:: Given instruction ::
Reproduce the listing verbatim, starting at the line that contains "Find all labels, buttons, inputs, and" and stopping after the line that contains "staticText: 104.13 <box>195 278 246 300</box>". Leave any picture out of the copy.

:: Available records ::

** START **

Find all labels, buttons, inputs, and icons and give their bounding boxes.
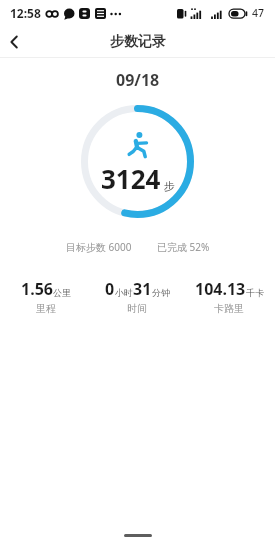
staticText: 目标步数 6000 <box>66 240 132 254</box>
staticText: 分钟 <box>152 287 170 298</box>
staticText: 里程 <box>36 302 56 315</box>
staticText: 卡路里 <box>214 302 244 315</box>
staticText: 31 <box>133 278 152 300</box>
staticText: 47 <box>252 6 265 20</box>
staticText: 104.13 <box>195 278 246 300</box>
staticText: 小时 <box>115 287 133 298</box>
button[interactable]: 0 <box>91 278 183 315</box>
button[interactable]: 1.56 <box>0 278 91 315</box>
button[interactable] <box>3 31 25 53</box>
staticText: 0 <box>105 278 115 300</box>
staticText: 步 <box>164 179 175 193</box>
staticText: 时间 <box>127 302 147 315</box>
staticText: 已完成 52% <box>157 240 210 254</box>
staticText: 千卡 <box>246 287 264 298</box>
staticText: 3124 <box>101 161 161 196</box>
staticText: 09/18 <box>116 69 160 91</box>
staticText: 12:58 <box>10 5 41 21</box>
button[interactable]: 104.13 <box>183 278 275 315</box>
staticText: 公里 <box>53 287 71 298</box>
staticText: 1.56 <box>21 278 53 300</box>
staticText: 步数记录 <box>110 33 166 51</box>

** END **
** START **

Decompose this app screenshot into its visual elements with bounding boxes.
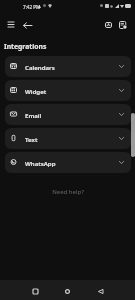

** END **

:: Reply to the task ::
Find all labels, buttons, inputs, and icons and give their bounding boxes.
staticText: 目标步数 6000 <box>66 240 132 254</box>
staticText: 分钟 <box>152 287 170 298</box>
staticText: 里程 <box>36 302 56 315</box>
staticText: 卡路里 <box>214 302 244 315</box>
staticText: 31 <box>133 278 152 300</box>
staticText: 47 <box>252 6 265 20</box>
staticText: 104.13 <box>195 278 246 300</box>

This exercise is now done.